SET TASK:
Every line of the material is to be quoted verbatim, minus the pictures.

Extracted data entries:
##########

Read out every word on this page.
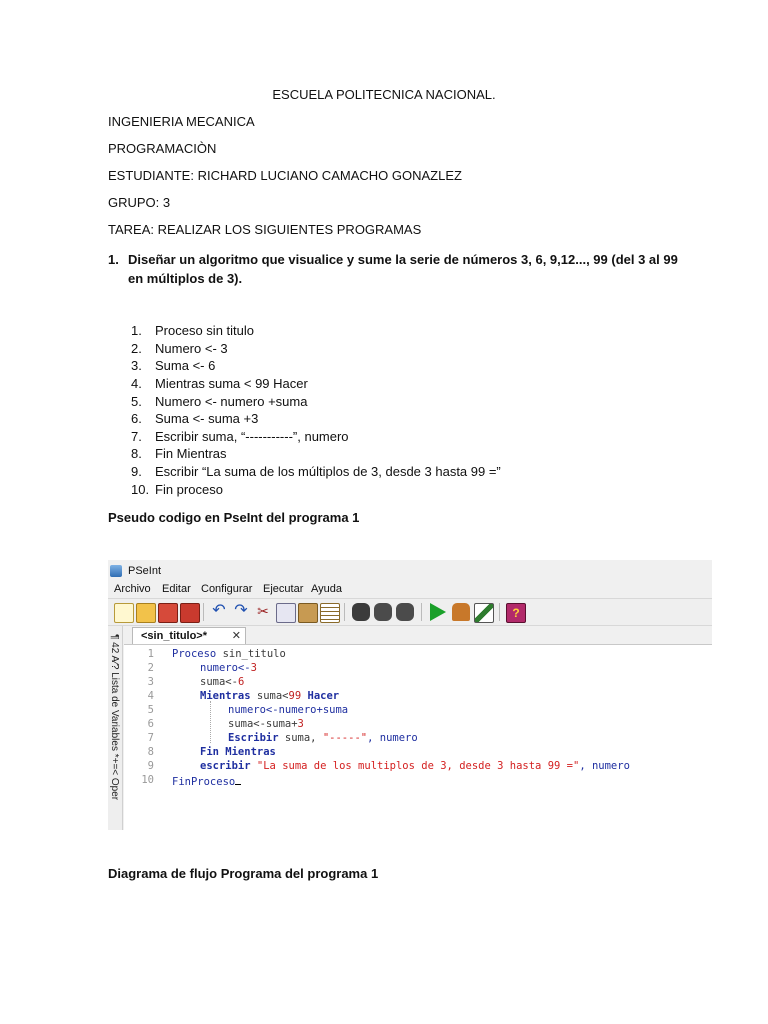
ESCUELA POLITECNICA NACIONAL.
INGENIERIA MECANICA
PROGRAMACIÒN
ESTUDIANTE: RICHARD LUCIANO CAMACHO GONAZLEZ
GRUPO: 3
TAREA: REALIZAR LOS SIGUIENTES PROGRAMAS
1. Diseñar un algoritmo que visualice y sume la serie de números 3, 6, 9,12..., 99 (del 3 al 99
en múltiplos de 3).
1. Proceso sin titulo
2. Numero <- 3
3. Suma <- 6
4. Mientras suma < 99 Hacer
5. Numero <- numero +suma
6. Suma <- suma +3
7. Escribir suma, “-----------”, numero
8. Fin Mientras
9. Escribir “La suma de los múltiplos de 3, desde 3 hasta 99 =”
10. Fin proceso
Pseudo codigo en PseInt del programa 1
PSeInt
Archivo Editar Configurar Ejecutar Ayuda
↶ ↷ ✂	?
¶ 42 A⁄? Lista de Variables *+=< Oper
<sin_titulo>* ✕
1 Proceso sin_titulo
2	numero<-3
3	suma<-6
4	Mientras suma<99 Hacer
5	numero<-numero+suma
6	suma<-suma+3
7	Escribir suma, "-----", numero
8	Fin Mientras
9	escribir "La suma de los multiplos de 3, desde 3 hasta 99 =", numero
10 FinProceso
Diagrama de flujo Programa del programa 1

##########

COMPLETED EXERCISE:
Read out every word on this page.
ESCUELA POLITECNICA NACIONAL.
INGENIERIA MECANICA
PROGRAMACIÒN
ESTUDIANTE: RICHARD LUCIANO CAMACHO GONAZLEZ
GRUPO: 3
TAREA: REALIZAR LOS SIGUIENTES PROGRAMAS
1. Diseñar un algoritmo que visualice y sume la serie de números 3, 6, 9,12..., 99 (del 3 al 99
en múltiplos de 3).
1. Proceso sin titulo
2. Numero <- 3
3. Suma <- 6
4. Mientras suma < 99 Hacer
5. Numero <- numero +suma
6. Suma <- suma +3
7. Escribir suma, “-----------”, numero
8. Fin Mientras
9. Escribir “La suma de los múltiplos de 3, desde 3 hasta 99 =”
10. Fin proceso
Pseudo codigo en PseInt del programa 1
PSeInt
Archivo Editar Configurar Ejecutar Ayuda
↶ ↷ ✂	?
¶ 42 A⁄? Lista de Variables *+=< Oper
<sin_titulo>* ✕
1 Proceso sin_titulo
2	numero<-3
3	suma<-6
4	Mientras suma<99 Hacer
5	numero<-numero+suma
6	suma<-suma+3
7	Escribir suma, "-----", numero
8	Fin Mientras
9	escribir "La suma de los multiplos de 3, desde 3 hasta 99 =", numero
10 FinProceso
Diagrama de flujo Programa del programa 1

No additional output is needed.